__Task__
Exactly reproduce each entry, leaving out nothing.

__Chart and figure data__
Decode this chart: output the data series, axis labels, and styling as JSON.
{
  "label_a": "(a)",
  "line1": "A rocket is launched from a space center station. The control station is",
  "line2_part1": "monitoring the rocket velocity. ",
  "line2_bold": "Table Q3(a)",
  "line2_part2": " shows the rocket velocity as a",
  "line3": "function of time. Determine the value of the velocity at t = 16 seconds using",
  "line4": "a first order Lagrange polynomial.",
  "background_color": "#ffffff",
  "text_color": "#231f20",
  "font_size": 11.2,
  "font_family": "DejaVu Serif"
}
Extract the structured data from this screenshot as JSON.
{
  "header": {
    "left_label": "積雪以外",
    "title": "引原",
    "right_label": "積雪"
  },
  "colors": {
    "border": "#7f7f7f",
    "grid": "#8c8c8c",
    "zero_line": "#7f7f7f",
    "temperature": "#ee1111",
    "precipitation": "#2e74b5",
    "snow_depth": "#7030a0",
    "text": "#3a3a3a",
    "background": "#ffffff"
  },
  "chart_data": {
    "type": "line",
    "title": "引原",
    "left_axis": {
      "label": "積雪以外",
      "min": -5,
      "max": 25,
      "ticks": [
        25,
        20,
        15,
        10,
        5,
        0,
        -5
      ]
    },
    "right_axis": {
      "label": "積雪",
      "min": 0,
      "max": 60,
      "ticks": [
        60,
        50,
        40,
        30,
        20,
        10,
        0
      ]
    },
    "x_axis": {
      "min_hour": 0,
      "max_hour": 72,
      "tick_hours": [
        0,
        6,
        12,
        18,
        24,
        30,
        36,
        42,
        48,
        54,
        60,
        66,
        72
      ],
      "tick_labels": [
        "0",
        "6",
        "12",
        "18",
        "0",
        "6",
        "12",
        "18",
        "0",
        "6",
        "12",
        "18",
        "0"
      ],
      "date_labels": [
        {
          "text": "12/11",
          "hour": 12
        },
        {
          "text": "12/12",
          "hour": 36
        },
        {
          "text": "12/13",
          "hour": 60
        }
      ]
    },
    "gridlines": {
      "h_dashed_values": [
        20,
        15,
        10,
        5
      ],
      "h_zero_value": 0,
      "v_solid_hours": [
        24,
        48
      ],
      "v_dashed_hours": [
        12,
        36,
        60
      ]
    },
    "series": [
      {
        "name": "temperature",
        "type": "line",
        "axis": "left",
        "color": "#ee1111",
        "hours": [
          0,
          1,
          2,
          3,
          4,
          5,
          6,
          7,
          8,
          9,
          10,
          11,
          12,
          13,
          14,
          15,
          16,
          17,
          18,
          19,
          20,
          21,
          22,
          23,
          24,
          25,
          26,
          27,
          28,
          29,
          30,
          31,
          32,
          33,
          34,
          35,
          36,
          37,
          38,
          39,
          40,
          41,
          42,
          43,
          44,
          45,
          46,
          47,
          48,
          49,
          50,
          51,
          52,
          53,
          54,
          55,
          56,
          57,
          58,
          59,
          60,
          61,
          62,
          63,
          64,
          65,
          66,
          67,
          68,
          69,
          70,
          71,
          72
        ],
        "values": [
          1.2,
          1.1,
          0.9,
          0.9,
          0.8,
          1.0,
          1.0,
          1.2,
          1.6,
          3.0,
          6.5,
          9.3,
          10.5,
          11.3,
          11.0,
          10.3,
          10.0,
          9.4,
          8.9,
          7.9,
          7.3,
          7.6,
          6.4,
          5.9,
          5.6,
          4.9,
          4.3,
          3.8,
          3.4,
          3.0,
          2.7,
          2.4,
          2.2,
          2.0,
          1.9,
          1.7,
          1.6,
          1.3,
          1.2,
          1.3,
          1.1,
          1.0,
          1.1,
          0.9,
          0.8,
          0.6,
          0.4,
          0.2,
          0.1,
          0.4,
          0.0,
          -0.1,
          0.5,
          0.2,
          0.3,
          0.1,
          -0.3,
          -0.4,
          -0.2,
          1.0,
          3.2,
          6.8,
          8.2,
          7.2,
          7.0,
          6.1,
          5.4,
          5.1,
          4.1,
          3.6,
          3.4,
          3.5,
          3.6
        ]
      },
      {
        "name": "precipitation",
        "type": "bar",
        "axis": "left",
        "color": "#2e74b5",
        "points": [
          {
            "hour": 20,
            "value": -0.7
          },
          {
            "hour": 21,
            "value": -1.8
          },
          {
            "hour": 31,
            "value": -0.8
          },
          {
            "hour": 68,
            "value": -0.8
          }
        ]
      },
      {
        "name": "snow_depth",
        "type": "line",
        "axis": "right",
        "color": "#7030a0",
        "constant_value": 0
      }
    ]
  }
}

__Output for this task__
Decode this chart: output the data series, axis labels, and styling as JSON.
{
  "label_a": "(a)",
  "line1": "A rocket is launched from a space center station. The control station is",
  "line2_part1": "monitoring the rocket velocity. ",
  "line2_bold": "Table Q3(a)",
  "line2_part2": " shows the rocket velocity as a",
  "line3": "function of time. Determine the value of the velocity at t = 16 seconds using",
  "line4": "a first order Lagrange polynomial.",
  "background_color": "#ffffff",
  "text_color": "#231f20",
  "font_size": 11.2,
  "font_family": "DejaVu Serif"
}
Extract the structured data from this screenshot as JSON.
{
  "header": {
    "left_label": "積雪以外",
    "title": "引原",
    "right_label": "積雪"
  },
  "colors": {
    "border": "#7f7f7f",
    "grid": "#8c8c8c",
    "zero_line": "#7f7f7f",
    "temperature": "#ee1111",
    "precipitation": "#2e74b5",
    "snow_depth": "#7030a0",
    "text": "#3a3a3a",
    "background": "#ffffff"
  },
  "chart_data": {
    "type": "line",
    "title": "引原",
    "left_axis": {
      "label": "積雪以外",
      "min": -5,
      "max": 25,
      "ticks": [
        25,
        20,
        15,
        10,
        5,
        0,
        -5
      ]
    },
    "right_axis": {
      "label": "積雪",
      "min": 0,
      "max": 60,
      "ticks": [
        60,
        50,
        40,
        30,
        20,
        10,
        0
      ]
    },
    "x_axis": {
      "min_hour": 0,
      "max_hour": 72,
      "tick_hours": [
        0,
        6,
        12,
        18,
        24,
        30,
        36,
        42,
        48,
        54,
        60,
        66,
        72
      ],
      "tick_labels": [
        "0",
        "6",
        "12",
        "18",
        "0",
        "6",
        "12",
        "18",
        "0",
        "6",
        "12",
        "18",
        "0"
      ],
      "date_labels": [
        {
          "text": "12/11",
          "hour": 12
        },
        {
          "text": "12/12",
          "hour": 36
        },
        {
          "text": "12/13",
          "hour": 60
        }
      ]
    },
    "gridlines": {
      "h_dashed_values": [
        20,
        15,
        10,
        5
      ],
      "h_zero_value": 0,
      "v_solid_hours": [
        24,
        48
      ],
      "v_dashed_hours": [
        12,
        36,
        60
      ]
    },
    "series": [
      {
        "name": "temperature",
        "type": "line",
        "axis": "left",
        "color": "#ee1111",
        "hours": [
          0,
          1,
          2,
          3,
          4,
          5,
          6,
          7,
          8,
          9,
          10,
          11,
          12,
          13,
          14,
          15,
          16,
          17,
          18,
          19,
          20,
          21,
          22,
          23,
          24,
          25,
          26,
          27,
          28,
          29,
          30,
          31,
          32,
          33,
          34,
          35,
          36,
          37,
          38,
          39,
          40,
          41,
          42,
          43,
          44,
          45,
          46,
          47,
          48,
          49,
          50,
          51,
          52,
          53,
          54,
          55,
          56,
          57,
          58,
          59,
          60,
          61,
          62,
          63,
          64,
          65,
          66,
          67,
          68,
          69,
          70,
          71,
          72
        ],
        "values": [
          1.2,
          1.1,
          0.9,
          0.9,
          0.8,
          1.0,
          1.0,
          1.2,
          1.6,
          3.0,
          6.5,
          9.3,
          10.5,
          11.3,
          11.0,
          10.3,
          10.0,
          9.4,
          8.9,
          7.9,
          7.3,
          7.6,
          6.4,
          5.9,
          5.6,
          4.9,
          4.3,
          3.8,
          3.4,
          3.0,
          2.7,
          2.4,
          2.2,
          2.0,
          1.9,
          1.7,
          1.6,
          1.3,
          1.2,
          1.3,
          1.1,
          1.0,
          1.1,
          0.9,
          0.8,
          0.6,
          0.4,
          0.2,
          0.1,
          0.4,
          0.0,
          -0.1,
          0.5,
          0.2,
          0.3,
          0.1,
          -0.3,
          -0.4,
          -0.2,
          1.0,
          3.2,
          6.8,
          8.2,
          7.2,
          7.0,
          6.1,
          5.4,
          5.1,
          4.1,
          3.6,
          3.4,
          3.5,
          3.6
        ]
      },
      {
        "name": "precipitation",
        "type": "bar",
        "axis": "left",
        "color": "#2e74b5",
        "points": [
          {
            "hour": 20,
            "value": -0.7
          },
          {
            "hour": 21,
            "value": -1.8
          },
          {
            "hour": 31,
            "value": -0.8
          },
          {
            "hour": 68,
            "value": -0.8
          }
        ]
      },
      {
        "name": "snow_depth",
        "type": "line",
        "axis": "right",
        "color": "#7030a0",
        "constant_value": 0
      }
    ]
  }
}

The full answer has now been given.